Chart and figure data

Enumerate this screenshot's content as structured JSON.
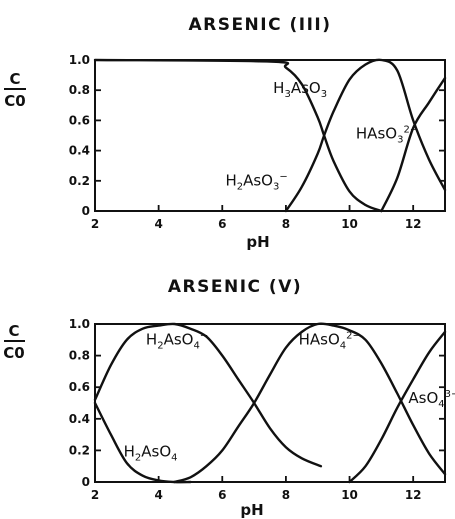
{
  "chart_data": [
    {
      "type": "line",
      "title": "ARSENIC (III)",
      "xlabel": "pH",
      "ylabel_num": "C",
      "ylabel_den": "C0",
      "xlim": [
        2,
        13
      ],
      "ylim": [
        0,
        1.0
      ],
      "xticks": [
        2,
        4,
        6,
        8,
        10,
        12
      ],
      "yticks": [
        0,
        0.2,
        0.4,
        0.6,
        0.8,
        1.0
      ],
      "ytick_labels": [
        "0",
        "0.2",
        "0.4",
        "0.6",
        "0.8",
        "1.0"
      ],
      "grid": false,
      "series": [
        {
          "name": "H3AsO3",
          "label": {
            "parts": [
              [
                "H",
                ""
              ],
              [
                "3",
                "sub"
              ],
              [
                "AsO",
                ""
              ],
              [
                "3",
                "sub"
              ]
            ],
            "x": 7.6,
            "y": 0.78
          },
          "x": [
            2,
            7.5,
            8.0,
            8.5,
            9.0,
            9.2,
            9.5,
            10.0,
            10.5,
            11.0
          ],
          "y": [
            1.0,
            0.99,
            0.95,
            0.84,
            0.62,
            0.5,
            0.33,
            0.13,
            0.04,
            0.0
          ]
        },
        {
          "name": "H2AsO3-",
          "label": {
            "parts": [
              [
                "H",
                ""
              ],
              [
                "2",
                "sub"
              ],
              [
                "AsO",
                ""
              ],
              [
                "3",
                "sub"
              ],
              [
                "−",
                "sup"
              ]
            ],
            "x": 6.1,
            "y": 0.17
          },
          "x": [
            8.0,
            8.5,
            9.0,
            9.2,
            9.5,
            10.0,
            10.5,
            11.0,
            11.5,
            12.0,
            12.5,
            13.0
          ],
          "y": [
            0.0,
            0.16,
            0.38,
            0.5,
            0.66,
            0.87,
            0.97,
            1.0,
            0.93,
            0.6,
            0.34,
            0.14
          ]
        },
        {
          "name": "HAsO3 2-",
          "label": {
            "parts": [
              [
                "HAsO",
                ""
              ],
              [
                "3",
                "sub"
              ],
              [
                "2−",
                "sup"
              ]
            ],
            "x": 10.2,
            "y": 0.48
          },
          "x": [
            11.0,
            11.5,
            12.0,
            12.5,
            13.0
          ],
          "y": [
            0.0,
            0.22,
            0.55,
            0.72,
            0.88
          ]
        }
      ]
    },
    {
      "type": "line",
      "title": "ARSENIC (V)",
      "xlabel": "pH",
      "ylabel_num": "C",
      "ylabel_den": "C0",
      "xlim": [
        2,
        13
      ],
      "ylim": [
        0,
        1.0
      ],
      "xticks": [
        2,
        4,
        6,
        8,
        10,
        12
      ],
      "yticks": [
        0,
        0.2,
        0.4,
        0.6,
        0.8,
        1.0
      ],
      "ytick_labels": [
        "0",
        "0.2",
        "0.4",
        "0.6",
        "0.8",
        "1.0"
      ],
      "grid": false,
      "series": [
        {
          "name": "H2AsO4",
          "label": {
            "parts": [
              [
                "H",
                ""
              ],
              [
                "2",
                "sub"
              ],
              [
                "AsO",
                ""
              ],
              [
                "4",
                "sub"
              ]
            ],
            "x": 2.9,
            "y": 0.16
          },
          "x": [
            2,
            2.5,
            3.0,
            3.5,
            4.0,
            4.5,
            5.0
          ],
          "y": [
            0.5,
            0.3,
            0.12,
            0.04,
            0.01,
            0.0,
            0.0
          ]
        },
        {
          "name": "H2AsO4-",
          "label": {
            "parts": [
              [
                "H",
                ""
              ],
              [
                "2",
                "sub"
              ],
              [
                "AsO",
                ""
              ],
              [
                "4",
                "sub"
              ],
              [
                "−",
                "sup"
              ]
            ],
            "x": 3.6,
            "y": 0.87
          },
          "x": [
            2,
            2.5,
            3.0,
            3.5,
            4.0,
            4.5,
            5.0,
            5.5,
            6.0,
            6.5,
            7.0,
            7.5,
            8.0,
            8.5,
            9.1
          ],
          "y": [
            0.52,
            0.74,
            0.9,
            0.97,
            0.99,
            1.0,
            0.97,
            0.92,
            0.8,
            0.65,
            0.5,
            0.34,
            0.22,
            0.15,
            0.1
          ]
        },
        {
          "name": "HAsO4 2-",
          "label": {
            "parts": [
              [
                "HAsO",
                ""
              ],
              [
                "4",
                "sub"
              ],
              [
                "2−",
                "sup"
              ]
            ],
            "x": 8.4,
            "y": 0.87
          },
          "x": [
            4.5,
            5.0,
            5.5,
            6.0,
            6.5,
            7.0,
            7.5,
            8.0,
            8.5,
            9.0,
            9.5,
            10.0,
            10.5,
            11.0,
            11.5,
            12.0,
            12.5,
            13.0
          ],
          "y": [
            0.0,
            0.03,
            0.1,
            0.2,
            0.35,
            0.5,
            0.68,
            0.85,
            0.95,
            1.0,
            0.99,
            0.96,
            0.9,
            0.75,
            0.56,
            0.36,
            0.18,
            0.05
          ]
        },
        {
          "name": "AsO4 3-",
          "label": {
            "parts": [
              [
                "AsO",
                ""
              ],
              [
                "4",
                "sub"
              ],
              [
                "3−",
                "sup"
              ]
            ],
            "x": 11.85,
            "y": 0.5
          },
          "x": [
            10.0,
            10.5,
            11.0,
            11.5,
            12.0,
            12.5,
            13.0
          ],
          "y": [
            0.0,
            0.1,
            0.27,
            0.47,
            0.65,
            0.82,
            0.95
          ]
        }
      ]
    }
  ]
}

_Challenge_. Working from the material above, transcribe it exactly while omitting pictures.

_Solution to this problem_.
Enumerate this screenshot's content as structured JSON.
{
  "chart_data": [
    {
      "type": "line",
      "title": "ARSENIC (III)",
      "xlabel": "pH",
      "ylabel_num": "C",
      "ylabel_den": "C0",
      "xlim": [
        2,
        13
      ],
      "ylim": [
        0,
        1.0
      ],
      "xticks": [
        2,
        4,
        6,
        8,
        10,
        12
      ],
      "yticks": [
        0,
        0.2,
        0.4,
        0.6,
        0.8,
        1.0
      ],
      "ytick_labels": [
        "0",
        "0.2",
        "0.4",
        "0.6",
        "0.8",
        "1.0"
      ],
      "grid": false,
      "series": [
        {
          "name": "H3AsO3",
          "label": {
            "parts": [
              [
                "H",
                ""
              ],
              [
                "3",
                "sub"
              ],
              [
                "AsO",
                ""
              ],
              [
                "3",
                "sub"
              ]
            ],
            "x": 7.6,
            "y": 0.78
          },
          "x": [
            2,
            7.5,
            8.0,
            8.5,
            9.0,
            9.2,
            9.5,
            10.0,
            10.5,
            11.0
          ],
          "y": [
            1.0,
            0.99,
            0.95,
            0.84,
            0.62,
            0.5,
            0.33,
            0.13,
            0.04,
            0.0
          ]
        },
        {
          "name": "H2AsO3-",
          "label": {
            "parts": [
              [
                "H",
                ""
              ],
              [
                "2",
                "sub"
              ],
              [
                "AsO",
                ""
              ],
              [
                "3",
                "sub"
              ],
              [
                "−",
                "sup"
              ]
            ],
            "x": 6.1,
            "y": 0.17
          },
          "x": [
            8.0,
            8.5,
            9.0,
            9.2,
            9.5,
            10.0,
            10.5,
            11.0,
            11.5,
            12.0,
            12.5,
            13.0
          ],
          "y": [
            0.0,
            0.16,
            0.38,
            0.5,
            0.66,
            0.87,
            0.97,
            1.0,
            0.93,
            0.6,
            0.34,
            0.14
          ]
        },
        {
          "name": "HAsO3 2-",
          "label": {
            "parts": [
              [
                "HAsO",
                ""
              ],
              [
                "3",
                "sub"
              ],
              [
                "2−",
                "sup"
              ]
            ],
            "x": 10.2,
            "y": 0.48
          },
          "x": [
            11.0,
            11.5,
            12.0,
            12.5,
            13.0
          ],
          "y": [
            0.0,
            0.22,
            0.55,
            0.72,
            0.88
          ]
        }
      ]
    },
    {
      "type": "line",
      "title": "ARSENIC (V)",
      "xlabel": "pH",
      "ylabel_num": "C",
      "ylabel_den": "C0",
      "xlim": [
        2,
        13
      ],
      "ylim": [
        0,
        1.0
      ],
      "xticks": [
        2,
        4,
        6,
        8,
        10,
        12
      ],
      "yticks": [
        0,
        0.2,
        0.4,
        0.6,
        0.8,
        1.0
      ],
      "ytick_labels": [
        "0",
        "0.2",
        "0.4",
        "0.6",
        "0.8",
        "1.0"
      ],
      "grid": false,
      "series": [
        {
          "name": "H2AsO4",
          "label": {
            "parts": [
              [
                "H",
                ""
              ],
              [
                "2",
                "sub"
              ],
              [
                "AsO",
                ""
              ],
              [
                "4",
                "sub"
              ]
            ],
            "x": 2.9,
            "y": 0.16
          },
          "x": [
            2,
            2.5,
            3.0,
            3.5,
            4.0,
            4.5,
            5.0
          ],
          "y": [
            0.5,
            0.3,
            0.12,
            0.04,
            0.01,
            0.0,
            0.0
          ]
        },
        {
          "name": "H2AsO4-",
          "label": {
            "parts": [
              [
                "H",
                ""
              ],
              [
                "2",
                "sub"
              ],
              [
                "AsO",
                ""
              ],
              [
                "4",
                "sub"
              ],
              [
                "−",
                "sup"
              ]
            ],
            "x": 3.6,
            "y": 0.87
          },
          "x": [
            2,
            2.5,
            3.0,
            3.5,
            4.0,
            4.5,
            5.0,
            5.5,
            6.0,
            6.5,
            7.0,
            7.5,
            8.0,
            8.5,
            9.1
          ],
          "y": [
            0.52,
            0.74,
            0.9,
            0.97,
            0.99,
            1.0,
            0.97,
            0.92,
            0.8,
            0.65,
            0.5,
            0.34,
            0.22,
            0.15,
            0.1
          ]
        },
        {
          "name": "HAsO4 2-",
          "label": {
            "parts": [
              [
                "HAsO",
                ""
              ],
              [
                "4",
                "sub"
              ],
              [
                "2−",
                "sup"
              ]
            ],
            "x": 8.4,
            "y": 0.87
          },
          "x": [
            4.5,
            5.0,
            5.5,
            6.0,
            6.5,
            7.0,
            7.5,
            8.0,
            8.5,
            9.0,
            9.5,
            10.0,
            10.5,
            11.0,
            11.5,
            12.0,
            12.5,
            13.0
          ],
          "y": [
            0.0,
            0.03,
            0.1,
            0.2,
            0.35,
            0.5,
            0.68,
            0.85,
            0.95,
            1.0,
            0.99,
            0.96,
            0.9,
            0.75,
            0.56,
            0.36,
            0.18,
            0.05
          ]
        },
        {
          "name": "AsO4 3-",
          "label": {
            "parts": [
              [
                "AsO",
                ""
              ],
              [
                "4",
                "sub"
              ],
              [
                "3−",
                "sup"
              ]
            ],
            "x": 11.85,
            "y": 0.5
          },
          "x": [
            10.0,
            10.5,
            11.0,
            11.5,
            12.0,
            12.5,
            13.0
          ],
          "y": [
            0.0,
            0.1,
            0.27,
            0.47,
            0.65,
            0.82,
            0.95
          ]
        }
      ]
    }
  ]
}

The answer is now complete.